Problem to solve
How many lines in these records hold the string "application"? Reply with the number alone.

Dataset listings of figures
________________________________________

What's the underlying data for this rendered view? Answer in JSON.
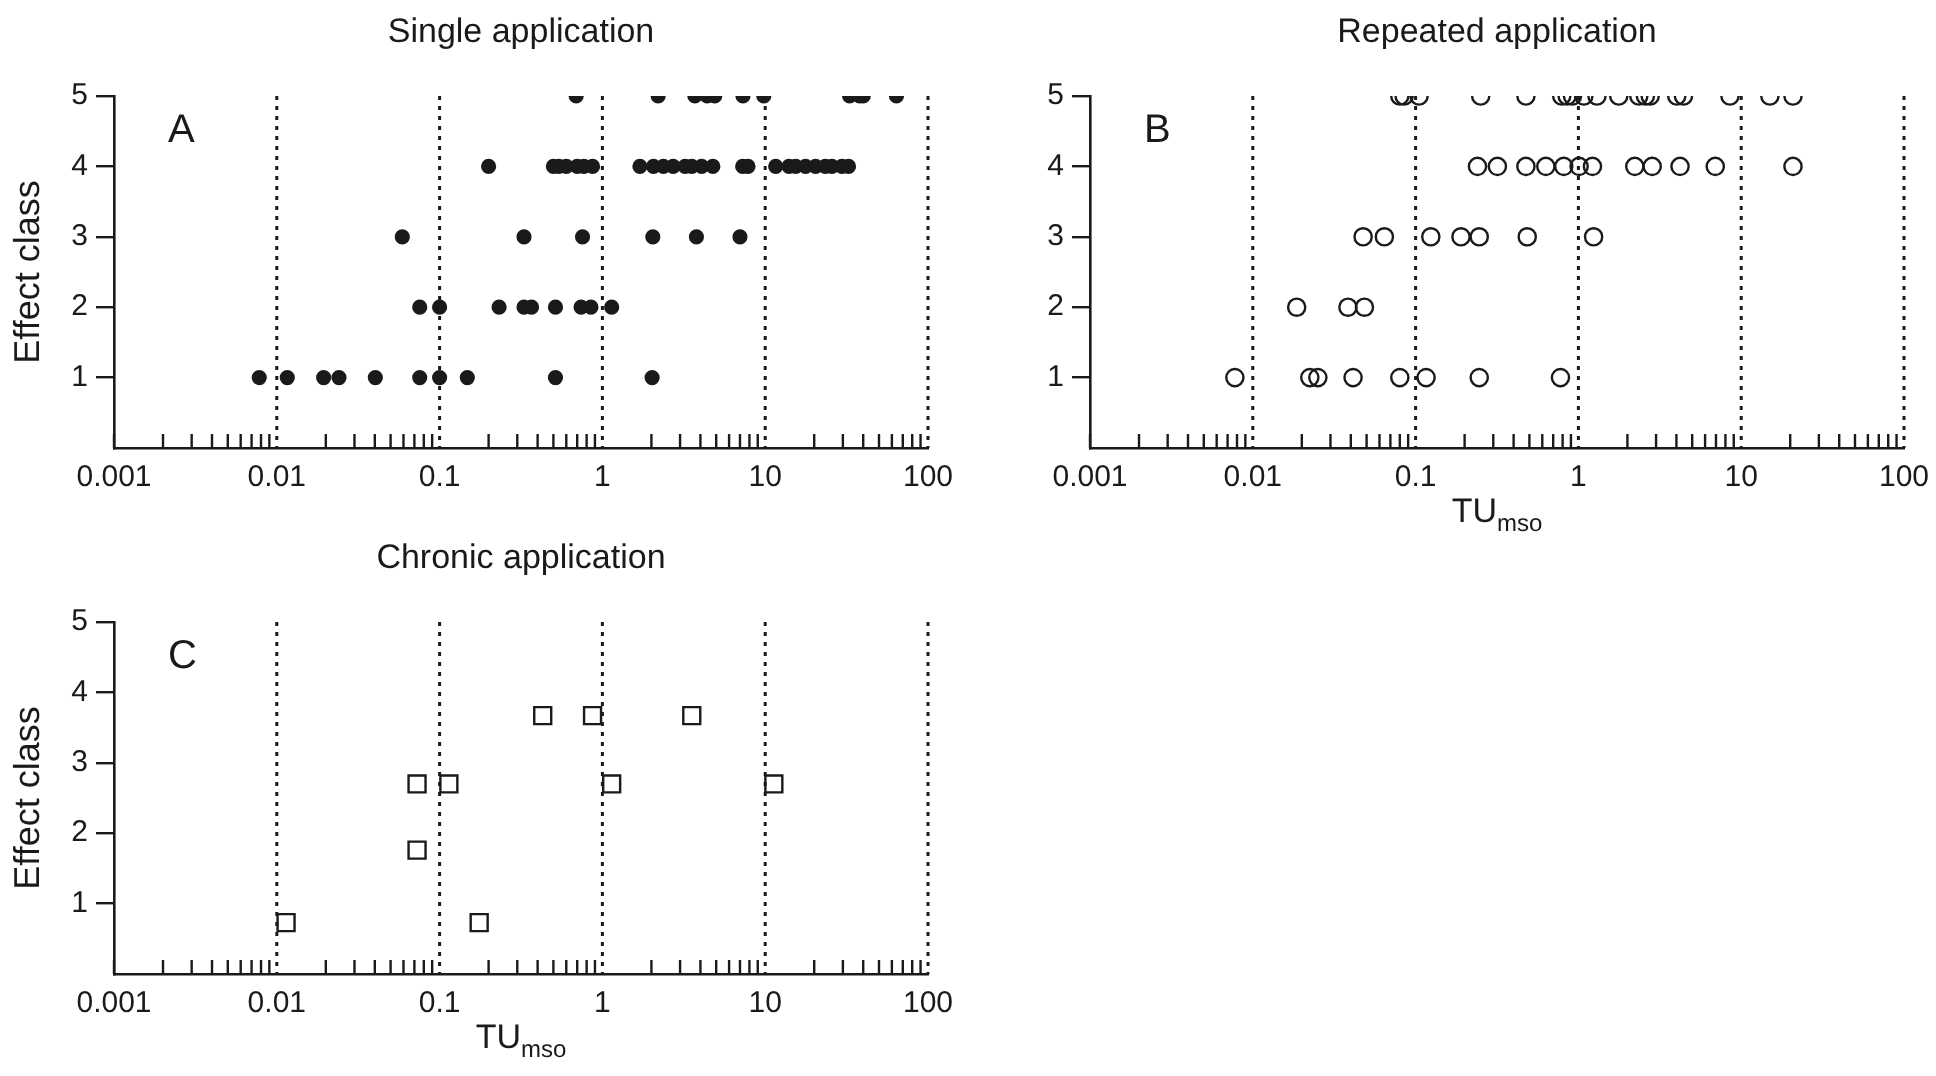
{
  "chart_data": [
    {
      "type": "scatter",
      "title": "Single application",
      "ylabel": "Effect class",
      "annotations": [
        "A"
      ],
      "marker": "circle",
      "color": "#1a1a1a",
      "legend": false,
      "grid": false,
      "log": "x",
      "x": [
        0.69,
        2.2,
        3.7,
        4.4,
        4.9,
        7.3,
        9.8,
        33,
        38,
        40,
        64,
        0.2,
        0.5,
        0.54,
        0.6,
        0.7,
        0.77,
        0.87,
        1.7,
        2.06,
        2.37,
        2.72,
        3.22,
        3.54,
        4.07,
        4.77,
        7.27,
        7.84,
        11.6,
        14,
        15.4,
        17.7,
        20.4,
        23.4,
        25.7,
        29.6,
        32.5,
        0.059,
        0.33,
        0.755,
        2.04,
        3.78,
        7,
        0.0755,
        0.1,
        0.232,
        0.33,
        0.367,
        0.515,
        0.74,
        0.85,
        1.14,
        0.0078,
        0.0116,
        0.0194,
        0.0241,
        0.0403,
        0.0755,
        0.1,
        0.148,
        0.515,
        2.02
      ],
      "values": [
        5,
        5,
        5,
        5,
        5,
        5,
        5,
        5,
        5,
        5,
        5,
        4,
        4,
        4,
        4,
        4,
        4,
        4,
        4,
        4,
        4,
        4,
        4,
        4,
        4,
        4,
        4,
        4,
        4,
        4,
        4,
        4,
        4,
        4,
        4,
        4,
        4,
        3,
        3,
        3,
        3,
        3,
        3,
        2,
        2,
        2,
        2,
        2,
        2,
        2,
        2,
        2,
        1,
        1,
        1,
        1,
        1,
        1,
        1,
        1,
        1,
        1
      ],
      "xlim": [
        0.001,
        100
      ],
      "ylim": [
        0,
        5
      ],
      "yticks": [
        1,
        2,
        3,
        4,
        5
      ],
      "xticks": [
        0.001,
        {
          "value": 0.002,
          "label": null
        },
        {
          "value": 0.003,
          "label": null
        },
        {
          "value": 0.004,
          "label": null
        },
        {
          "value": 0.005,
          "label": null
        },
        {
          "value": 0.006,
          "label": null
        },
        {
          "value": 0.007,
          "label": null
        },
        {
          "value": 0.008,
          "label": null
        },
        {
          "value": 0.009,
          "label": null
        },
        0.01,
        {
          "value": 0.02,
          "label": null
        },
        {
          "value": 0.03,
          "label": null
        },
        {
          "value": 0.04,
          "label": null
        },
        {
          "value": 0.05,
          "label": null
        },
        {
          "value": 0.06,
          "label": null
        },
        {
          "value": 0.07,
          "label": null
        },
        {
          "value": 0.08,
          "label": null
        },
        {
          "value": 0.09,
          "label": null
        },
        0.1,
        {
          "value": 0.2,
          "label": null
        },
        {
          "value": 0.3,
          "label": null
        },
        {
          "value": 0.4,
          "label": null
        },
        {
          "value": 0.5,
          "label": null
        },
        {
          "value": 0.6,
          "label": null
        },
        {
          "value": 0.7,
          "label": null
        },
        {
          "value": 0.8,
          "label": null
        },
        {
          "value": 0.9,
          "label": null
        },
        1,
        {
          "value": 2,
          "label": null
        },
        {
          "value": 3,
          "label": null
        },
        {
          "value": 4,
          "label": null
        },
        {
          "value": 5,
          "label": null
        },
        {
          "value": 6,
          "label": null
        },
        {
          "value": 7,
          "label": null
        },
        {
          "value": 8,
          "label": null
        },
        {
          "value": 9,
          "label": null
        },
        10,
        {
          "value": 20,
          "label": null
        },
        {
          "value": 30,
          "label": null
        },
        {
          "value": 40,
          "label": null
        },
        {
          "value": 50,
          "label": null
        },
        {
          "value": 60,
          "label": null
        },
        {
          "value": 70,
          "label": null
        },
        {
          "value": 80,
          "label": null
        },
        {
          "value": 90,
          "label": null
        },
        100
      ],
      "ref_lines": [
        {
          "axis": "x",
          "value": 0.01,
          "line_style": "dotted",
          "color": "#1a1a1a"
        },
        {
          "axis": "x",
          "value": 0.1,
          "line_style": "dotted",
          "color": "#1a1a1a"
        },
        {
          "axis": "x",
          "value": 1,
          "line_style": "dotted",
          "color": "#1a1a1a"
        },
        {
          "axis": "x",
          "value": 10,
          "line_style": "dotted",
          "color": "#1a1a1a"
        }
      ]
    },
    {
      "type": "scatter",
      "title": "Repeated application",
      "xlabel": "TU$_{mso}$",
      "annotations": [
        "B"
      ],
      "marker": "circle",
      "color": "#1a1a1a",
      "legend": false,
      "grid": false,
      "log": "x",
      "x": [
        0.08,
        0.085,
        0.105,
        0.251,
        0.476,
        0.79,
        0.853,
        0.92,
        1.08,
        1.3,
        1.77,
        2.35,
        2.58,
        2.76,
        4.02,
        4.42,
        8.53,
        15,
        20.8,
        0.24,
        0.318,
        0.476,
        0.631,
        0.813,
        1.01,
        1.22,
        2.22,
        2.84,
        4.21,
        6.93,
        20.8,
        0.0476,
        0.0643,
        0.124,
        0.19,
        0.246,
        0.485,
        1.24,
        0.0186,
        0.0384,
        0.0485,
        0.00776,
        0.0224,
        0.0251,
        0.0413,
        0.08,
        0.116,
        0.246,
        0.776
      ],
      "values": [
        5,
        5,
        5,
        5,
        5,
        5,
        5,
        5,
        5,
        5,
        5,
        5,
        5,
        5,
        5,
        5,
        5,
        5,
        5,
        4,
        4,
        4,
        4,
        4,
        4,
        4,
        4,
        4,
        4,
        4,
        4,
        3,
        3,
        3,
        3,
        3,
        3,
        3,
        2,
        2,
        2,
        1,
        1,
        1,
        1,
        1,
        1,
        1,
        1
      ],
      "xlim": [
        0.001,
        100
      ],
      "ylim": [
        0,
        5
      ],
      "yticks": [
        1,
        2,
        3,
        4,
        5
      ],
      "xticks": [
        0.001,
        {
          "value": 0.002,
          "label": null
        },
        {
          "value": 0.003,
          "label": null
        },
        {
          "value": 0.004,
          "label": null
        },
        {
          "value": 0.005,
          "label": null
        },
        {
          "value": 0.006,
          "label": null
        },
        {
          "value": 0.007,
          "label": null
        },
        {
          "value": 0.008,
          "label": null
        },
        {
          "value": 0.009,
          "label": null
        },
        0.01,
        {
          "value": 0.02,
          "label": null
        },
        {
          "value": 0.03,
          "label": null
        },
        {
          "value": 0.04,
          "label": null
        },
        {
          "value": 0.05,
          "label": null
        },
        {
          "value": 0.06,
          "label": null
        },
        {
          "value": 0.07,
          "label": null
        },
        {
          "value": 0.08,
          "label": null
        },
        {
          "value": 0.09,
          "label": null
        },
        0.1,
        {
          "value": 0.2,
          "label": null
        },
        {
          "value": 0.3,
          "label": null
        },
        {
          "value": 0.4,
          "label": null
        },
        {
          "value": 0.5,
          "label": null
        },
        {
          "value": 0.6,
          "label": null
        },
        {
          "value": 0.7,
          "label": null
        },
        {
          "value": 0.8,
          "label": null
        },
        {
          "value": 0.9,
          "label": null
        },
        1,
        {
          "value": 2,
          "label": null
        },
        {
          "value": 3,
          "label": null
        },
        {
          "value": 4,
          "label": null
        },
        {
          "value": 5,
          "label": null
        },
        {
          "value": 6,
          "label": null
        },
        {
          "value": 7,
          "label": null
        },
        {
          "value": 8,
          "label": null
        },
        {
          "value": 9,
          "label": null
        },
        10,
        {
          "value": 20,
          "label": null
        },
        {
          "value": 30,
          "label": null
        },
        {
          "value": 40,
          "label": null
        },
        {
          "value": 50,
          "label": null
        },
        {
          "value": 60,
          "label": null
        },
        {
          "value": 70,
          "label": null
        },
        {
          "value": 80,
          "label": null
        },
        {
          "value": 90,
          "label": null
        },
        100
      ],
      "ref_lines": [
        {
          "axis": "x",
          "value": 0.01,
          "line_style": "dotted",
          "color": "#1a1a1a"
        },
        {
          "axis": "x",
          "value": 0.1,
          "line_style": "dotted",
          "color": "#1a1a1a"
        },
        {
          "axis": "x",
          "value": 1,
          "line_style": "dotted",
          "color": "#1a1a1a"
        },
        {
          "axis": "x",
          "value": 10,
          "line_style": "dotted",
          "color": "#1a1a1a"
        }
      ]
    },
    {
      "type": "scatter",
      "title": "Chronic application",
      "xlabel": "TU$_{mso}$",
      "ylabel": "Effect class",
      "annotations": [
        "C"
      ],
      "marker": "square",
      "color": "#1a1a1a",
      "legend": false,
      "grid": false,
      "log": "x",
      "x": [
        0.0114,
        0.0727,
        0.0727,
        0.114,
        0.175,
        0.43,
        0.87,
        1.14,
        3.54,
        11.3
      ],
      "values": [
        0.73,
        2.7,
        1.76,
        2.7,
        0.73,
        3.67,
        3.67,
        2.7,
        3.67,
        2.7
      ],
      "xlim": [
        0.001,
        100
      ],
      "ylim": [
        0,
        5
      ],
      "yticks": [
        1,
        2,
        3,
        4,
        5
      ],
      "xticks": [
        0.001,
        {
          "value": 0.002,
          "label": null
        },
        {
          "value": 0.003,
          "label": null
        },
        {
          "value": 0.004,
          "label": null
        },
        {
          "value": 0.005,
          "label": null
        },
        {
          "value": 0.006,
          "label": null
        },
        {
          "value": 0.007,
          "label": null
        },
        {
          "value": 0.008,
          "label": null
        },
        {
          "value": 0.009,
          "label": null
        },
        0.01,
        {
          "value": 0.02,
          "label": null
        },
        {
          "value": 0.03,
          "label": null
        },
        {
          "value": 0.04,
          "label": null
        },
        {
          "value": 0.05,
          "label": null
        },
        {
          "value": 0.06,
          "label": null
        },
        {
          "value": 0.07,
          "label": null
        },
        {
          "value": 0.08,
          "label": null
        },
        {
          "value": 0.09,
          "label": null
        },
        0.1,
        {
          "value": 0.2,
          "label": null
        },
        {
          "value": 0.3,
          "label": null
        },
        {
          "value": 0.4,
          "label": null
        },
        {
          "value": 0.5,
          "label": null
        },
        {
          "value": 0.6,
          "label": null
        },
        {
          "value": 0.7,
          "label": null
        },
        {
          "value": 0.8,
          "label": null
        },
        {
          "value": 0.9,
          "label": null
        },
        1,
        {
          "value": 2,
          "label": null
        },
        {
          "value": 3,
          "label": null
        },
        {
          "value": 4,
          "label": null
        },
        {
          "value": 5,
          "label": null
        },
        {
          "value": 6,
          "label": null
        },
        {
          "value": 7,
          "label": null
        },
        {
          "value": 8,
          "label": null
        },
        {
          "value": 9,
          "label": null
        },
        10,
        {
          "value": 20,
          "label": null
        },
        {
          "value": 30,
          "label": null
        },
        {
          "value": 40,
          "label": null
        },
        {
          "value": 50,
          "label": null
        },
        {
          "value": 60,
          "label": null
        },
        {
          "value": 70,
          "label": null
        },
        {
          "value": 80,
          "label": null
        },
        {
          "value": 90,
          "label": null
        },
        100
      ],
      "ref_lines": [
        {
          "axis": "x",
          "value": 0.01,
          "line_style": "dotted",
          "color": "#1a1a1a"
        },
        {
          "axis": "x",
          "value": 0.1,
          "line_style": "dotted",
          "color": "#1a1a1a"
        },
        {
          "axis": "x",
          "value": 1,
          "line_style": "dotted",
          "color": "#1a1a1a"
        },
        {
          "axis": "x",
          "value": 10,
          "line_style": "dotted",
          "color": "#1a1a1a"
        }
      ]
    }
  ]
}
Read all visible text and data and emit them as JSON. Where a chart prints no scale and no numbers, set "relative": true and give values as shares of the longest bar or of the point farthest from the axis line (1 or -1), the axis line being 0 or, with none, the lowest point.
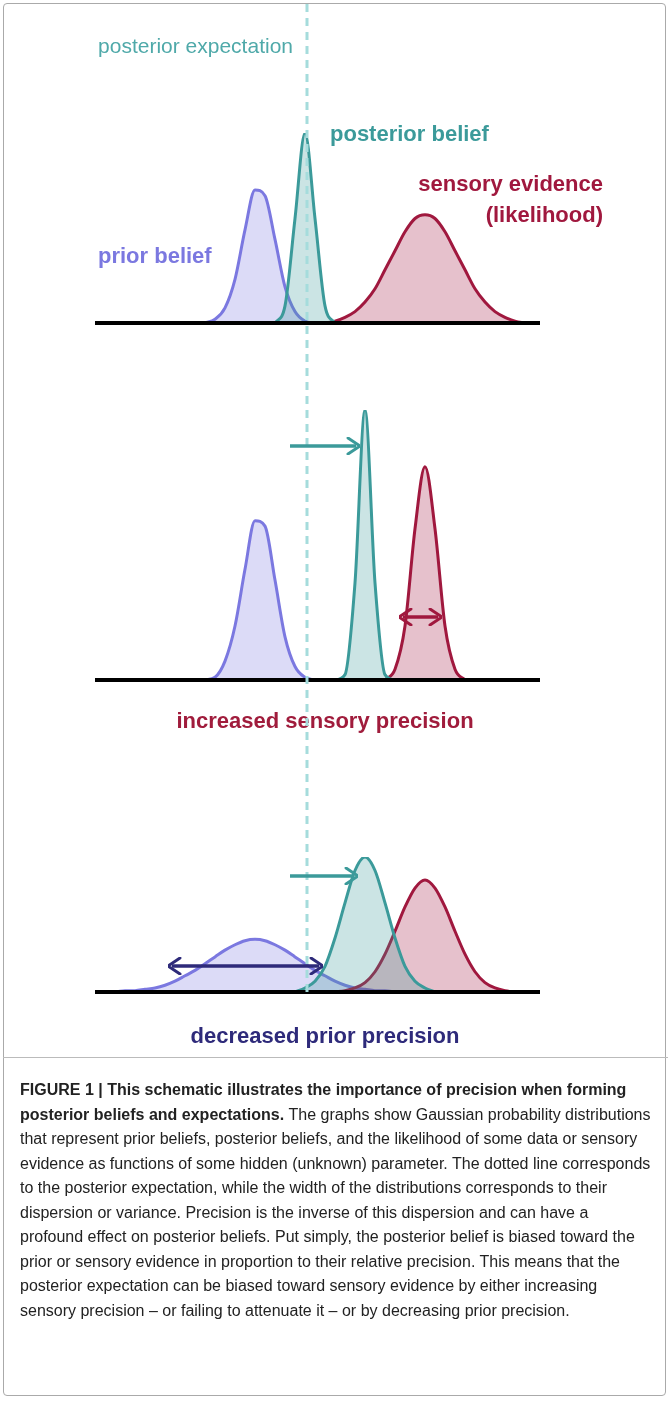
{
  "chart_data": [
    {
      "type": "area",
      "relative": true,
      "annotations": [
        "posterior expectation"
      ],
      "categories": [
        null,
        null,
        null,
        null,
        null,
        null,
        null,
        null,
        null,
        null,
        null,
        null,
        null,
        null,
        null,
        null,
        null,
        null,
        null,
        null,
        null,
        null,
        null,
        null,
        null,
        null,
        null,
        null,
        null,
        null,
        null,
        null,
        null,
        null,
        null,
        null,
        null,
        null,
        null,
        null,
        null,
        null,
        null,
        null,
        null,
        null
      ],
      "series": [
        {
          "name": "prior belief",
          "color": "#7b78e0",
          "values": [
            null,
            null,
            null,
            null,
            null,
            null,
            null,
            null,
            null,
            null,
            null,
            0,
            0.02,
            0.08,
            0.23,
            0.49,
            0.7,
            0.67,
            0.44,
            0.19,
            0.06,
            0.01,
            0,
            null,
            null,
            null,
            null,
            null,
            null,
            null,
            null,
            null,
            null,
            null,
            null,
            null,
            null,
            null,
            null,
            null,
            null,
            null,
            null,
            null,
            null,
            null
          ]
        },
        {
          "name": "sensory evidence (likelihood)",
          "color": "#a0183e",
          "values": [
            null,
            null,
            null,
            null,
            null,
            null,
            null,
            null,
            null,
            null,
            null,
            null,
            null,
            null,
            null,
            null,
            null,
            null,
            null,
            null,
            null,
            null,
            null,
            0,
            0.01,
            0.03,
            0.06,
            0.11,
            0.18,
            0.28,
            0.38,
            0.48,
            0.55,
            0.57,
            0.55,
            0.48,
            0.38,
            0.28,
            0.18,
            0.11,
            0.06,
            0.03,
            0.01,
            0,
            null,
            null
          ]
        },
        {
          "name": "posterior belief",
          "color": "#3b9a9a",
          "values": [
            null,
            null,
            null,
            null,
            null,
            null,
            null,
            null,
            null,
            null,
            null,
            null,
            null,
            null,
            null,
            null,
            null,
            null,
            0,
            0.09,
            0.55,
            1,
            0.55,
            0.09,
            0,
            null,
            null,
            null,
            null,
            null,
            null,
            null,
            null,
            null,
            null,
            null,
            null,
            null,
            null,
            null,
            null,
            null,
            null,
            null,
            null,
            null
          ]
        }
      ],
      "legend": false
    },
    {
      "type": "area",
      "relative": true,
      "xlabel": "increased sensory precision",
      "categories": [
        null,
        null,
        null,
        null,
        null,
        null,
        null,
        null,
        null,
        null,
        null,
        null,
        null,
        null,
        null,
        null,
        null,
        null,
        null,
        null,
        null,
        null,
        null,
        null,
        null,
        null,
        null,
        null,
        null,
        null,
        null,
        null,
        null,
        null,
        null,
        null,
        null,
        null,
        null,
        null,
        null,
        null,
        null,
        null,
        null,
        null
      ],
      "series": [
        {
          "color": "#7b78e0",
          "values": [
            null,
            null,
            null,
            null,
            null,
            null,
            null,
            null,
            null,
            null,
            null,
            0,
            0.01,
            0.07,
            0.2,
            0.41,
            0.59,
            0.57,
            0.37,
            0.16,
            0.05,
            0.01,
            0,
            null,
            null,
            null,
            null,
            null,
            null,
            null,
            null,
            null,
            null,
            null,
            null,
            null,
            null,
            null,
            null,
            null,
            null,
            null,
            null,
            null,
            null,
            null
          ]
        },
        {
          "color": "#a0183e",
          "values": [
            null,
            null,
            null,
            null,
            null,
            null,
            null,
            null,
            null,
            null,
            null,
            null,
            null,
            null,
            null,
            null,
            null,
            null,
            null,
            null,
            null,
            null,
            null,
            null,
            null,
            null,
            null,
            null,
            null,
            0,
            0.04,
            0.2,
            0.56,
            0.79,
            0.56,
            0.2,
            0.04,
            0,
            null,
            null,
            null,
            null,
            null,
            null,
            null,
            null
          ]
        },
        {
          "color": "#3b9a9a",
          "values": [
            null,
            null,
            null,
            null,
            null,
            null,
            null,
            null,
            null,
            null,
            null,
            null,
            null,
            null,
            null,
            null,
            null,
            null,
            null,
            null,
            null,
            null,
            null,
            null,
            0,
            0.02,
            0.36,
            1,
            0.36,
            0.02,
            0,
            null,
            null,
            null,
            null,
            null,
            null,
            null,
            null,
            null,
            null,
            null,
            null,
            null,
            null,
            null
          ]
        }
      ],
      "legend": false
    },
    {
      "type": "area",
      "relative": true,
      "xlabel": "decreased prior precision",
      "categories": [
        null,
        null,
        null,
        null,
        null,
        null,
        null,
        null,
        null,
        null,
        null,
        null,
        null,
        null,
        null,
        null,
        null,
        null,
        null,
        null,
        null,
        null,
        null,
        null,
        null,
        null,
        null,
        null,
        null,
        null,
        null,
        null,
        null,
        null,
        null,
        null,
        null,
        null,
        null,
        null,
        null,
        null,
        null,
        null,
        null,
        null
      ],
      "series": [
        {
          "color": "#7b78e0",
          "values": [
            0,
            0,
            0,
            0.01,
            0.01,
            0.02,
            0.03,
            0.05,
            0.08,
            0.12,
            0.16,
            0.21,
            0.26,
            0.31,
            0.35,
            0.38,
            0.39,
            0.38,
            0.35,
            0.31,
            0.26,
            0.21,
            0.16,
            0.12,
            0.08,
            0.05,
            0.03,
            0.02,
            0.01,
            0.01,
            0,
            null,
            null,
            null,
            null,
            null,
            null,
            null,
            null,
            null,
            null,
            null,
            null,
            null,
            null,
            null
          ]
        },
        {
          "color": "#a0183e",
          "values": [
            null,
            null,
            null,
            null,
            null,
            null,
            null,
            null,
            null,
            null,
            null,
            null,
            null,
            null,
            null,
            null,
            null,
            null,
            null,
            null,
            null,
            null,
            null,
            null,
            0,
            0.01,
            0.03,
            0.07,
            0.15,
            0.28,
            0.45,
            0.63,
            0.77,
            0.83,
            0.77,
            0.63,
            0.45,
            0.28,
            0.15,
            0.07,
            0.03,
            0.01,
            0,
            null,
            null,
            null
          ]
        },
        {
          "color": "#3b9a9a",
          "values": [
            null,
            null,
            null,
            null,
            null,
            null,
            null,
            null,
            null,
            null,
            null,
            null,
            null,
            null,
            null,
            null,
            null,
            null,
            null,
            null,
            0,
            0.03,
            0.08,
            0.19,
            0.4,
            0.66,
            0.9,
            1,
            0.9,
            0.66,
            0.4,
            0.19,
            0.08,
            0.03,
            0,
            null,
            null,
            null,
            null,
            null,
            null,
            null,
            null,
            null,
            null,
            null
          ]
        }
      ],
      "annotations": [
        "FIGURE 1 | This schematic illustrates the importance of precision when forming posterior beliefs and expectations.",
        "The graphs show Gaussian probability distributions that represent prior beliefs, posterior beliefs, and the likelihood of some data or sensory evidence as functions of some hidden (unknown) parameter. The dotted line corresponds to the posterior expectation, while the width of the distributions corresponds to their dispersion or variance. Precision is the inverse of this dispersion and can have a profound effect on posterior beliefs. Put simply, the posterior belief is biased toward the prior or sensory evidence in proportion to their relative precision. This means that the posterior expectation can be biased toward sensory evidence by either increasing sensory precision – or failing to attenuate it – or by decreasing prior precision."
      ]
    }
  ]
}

________________________________________

Written answer
3